(begin)

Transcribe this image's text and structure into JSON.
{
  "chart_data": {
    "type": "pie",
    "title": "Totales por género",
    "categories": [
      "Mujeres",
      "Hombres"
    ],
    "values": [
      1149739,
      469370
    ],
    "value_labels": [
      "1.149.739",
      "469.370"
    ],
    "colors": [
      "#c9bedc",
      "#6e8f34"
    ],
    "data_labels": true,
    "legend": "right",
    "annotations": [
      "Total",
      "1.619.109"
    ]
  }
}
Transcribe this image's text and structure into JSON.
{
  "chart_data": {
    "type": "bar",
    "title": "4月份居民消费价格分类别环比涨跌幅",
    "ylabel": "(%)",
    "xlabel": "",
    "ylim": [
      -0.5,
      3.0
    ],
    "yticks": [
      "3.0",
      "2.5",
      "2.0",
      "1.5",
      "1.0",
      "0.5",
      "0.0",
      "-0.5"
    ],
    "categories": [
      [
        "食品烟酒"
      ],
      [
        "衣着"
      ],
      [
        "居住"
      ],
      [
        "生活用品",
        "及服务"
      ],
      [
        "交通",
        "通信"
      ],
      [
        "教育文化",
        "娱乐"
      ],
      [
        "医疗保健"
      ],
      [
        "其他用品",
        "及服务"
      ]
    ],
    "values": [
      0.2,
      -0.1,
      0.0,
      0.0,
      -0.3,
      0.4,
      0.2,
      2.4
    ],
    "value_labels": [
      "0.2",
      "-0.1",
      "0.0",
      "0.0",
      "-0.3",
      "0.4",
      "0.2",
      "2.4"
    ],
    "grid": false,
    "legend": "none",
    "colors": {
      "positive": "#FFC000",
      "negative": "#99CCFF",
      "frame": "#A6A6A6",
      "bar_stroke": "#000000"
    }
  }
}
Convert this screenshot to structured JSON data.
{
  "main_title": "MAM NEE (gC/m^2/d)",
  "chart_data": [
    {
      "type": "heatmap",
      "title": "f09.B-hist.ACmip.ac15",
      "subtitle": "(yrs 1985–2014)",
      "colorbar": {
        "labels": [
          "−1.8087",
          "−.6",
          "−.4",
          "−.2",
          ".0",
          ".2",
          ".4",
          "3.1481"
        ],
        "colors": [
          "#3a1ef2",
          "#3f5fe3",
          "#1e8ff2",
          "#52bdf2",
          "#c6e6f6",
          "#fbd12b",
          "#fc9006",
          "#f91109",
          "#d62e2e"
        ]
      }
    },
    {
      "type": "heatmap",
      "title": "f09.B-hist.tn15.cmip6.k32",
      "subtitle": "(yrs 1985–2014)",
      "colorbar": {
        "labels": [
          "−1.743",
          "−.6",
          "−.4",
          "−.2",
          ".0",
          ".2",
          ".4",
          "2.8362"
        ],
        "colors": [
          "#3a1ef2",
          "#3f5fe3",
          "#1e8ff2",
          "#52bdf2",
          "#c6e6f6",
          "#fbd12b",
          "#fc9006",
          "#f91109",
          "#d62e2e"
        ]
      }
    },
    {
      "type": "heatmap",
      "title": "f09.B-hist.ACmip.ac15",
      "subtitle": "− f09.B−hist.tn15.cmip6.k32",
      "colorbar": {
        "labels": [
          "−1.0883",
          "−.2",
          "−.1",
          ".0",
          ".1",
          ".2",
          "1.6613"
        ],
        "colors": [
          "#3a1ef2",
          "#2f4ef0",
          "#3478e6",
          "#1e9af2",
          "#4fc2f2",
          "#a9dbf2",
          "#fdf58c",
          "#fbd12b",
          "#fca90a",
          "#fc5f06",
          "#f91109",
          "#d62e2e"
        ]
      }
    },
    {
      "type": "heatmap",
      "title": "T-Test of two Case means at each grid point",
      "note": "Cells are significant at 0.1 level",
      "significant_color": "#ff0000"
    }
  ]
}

(end)

Faithfully reproduce all of the records, character for character.

# Expected output
Transcribe this image's text and structure into JSON.
{
  "chart_data": {
    "type": "pie",
    "title": "Totales por género",
    "categories": [
      "Mujeres",
      "Hombres"
    ],
    "values": [
      1149739,
      469370
    ],
    "value_labels": [
      "1.149.739",
      "469.370"
    ],
    "colors": [
      "#c9bedc",
      "#6e8f34"
    ],
    "data_labels": true,
    "legend": "right",
    "annotations": [
      "Total",
      "1.619.109"
    ]
  }
}
Transcribe this image's text and structure into JSON.
{
  "chart_data": {
    "type": "bar",
    "title": "4月份居民消费价格分类别环比涨跌幅",
    "ylabel": "(%)",
    "xlabel": "",
    "ylim": [
      -0.5,
      3.0
    ],
    "yticks": [
      "3.0",
      "2.5",
      "2.0",
      "1.5",
      "1.0",
      "0.5",
      "0.0",
      "-0.5"
    ],
    "categories": [
      [
        "食品烟酒"
      ],
      [
        "衣着"
      ],
      [
        "居住"
      ],
      [
        "生活用品",
        "及服务"
      ],
      [
        "交通",
        "通信"
      ],
      [
        "教育文化",
        "娱乐"
      ],
      [
        "医疗保健"
      ],
      [
        "其他用品",
        "及服务"
      ]
    ],
    "values": [
      0.2,
      -0.1,
      0.0,
      0.0,
      -0.3,
      0.4,
      0.2,
      2.4
    ],
    "value_labels": [
      "0.2",
      "-0.1",
      "0.0",
      "0.0",
      "-0.3",
      "0.4",
      "0.2",
      "2.4"
    ],
    "grid": false,
    "legend": "none",
    "colors": {
      "positive": "#FFC000",
      "negative": "#99CCFF",
      "frame": "#A6A6A6",
      "bar_stroke": "#000000"
    }
  }
}
Convert this screenshot to structured JSON data.
{
  "main_title": "MAM NEE (gC/m^2/d)",
  "chart_data": [
    {
      "type": "heatmap",
      "title": "f09.B-hist.ACmip.ac15",
      "subtitle": "(yrs 1985–2014)",
      "colorbar": {
        "labels": [
          "−1.8087",
          "−.6",
          "−.4",
          "−.2",
          ".0",
          ".2",
          ".4",
          "3.1481"
        ],
        "colors": [
          "#3a1ef2",
          "#3f5fe3",
          "#1e8ff2",
          "#52bdf2",
          "#c6e6f6",
          "#fbd12b",
          "#fc9006",
          "#f91109",
          "#d62e2e"
        ]
      }
    },
    {
      "type": "heatmap",
      "title": "f09.B-hist.tn15.cmip6.k32",
      "subtitle": "(yrs 1985–2014)",
      "colorbar": {
        "labels": [
          "−1.743",
          "−.6",
          "−.4",
          "−.2",
          ".0",
          ".2",
          ".4",
          "2.8362"
        ],
        "colors": [
          "#3a1ef2",
          "#3f5fe3",
          "#1e8ff2",
          "#52bdf2",
          "#c6e6f6",
          "#fbd12b",
          "#fc9006",
          "#f91109",
          "#d62e2e"
        ]
      }
    },
    {
      "type": "heatmap",
      "title": "f09.B-hist.ACmip.ac15",
      "subtitle": "− f09.B−hist.tn15.cmip6.k32",
      "colorbar": {
        "labels": [
          "−1.0883",
          "−.2",
          "−.1",
          ".0",
          ".1",
          ".2",
          "1.6613"
        ],
        "colors": [
          "#3a1ef2",
          "#2f4ef0",
          "#3478e6",
          "#1e9af2",
          "#4fc2f2",
          "#a9dbf2",
          "#fdf58c",
          "#fbd12b",
          "#fca90a",
          "#fc5f06",
          "#f91109",
          "#d62e2e"
        ]
      }
    },
    {
      "type": "heatmap",
      "title": "T-Test of two Case means at each grid point",
      "note": "Cells are significant at 0.1 level",
      "significant_color": "#ff0000"
    }
  ]
}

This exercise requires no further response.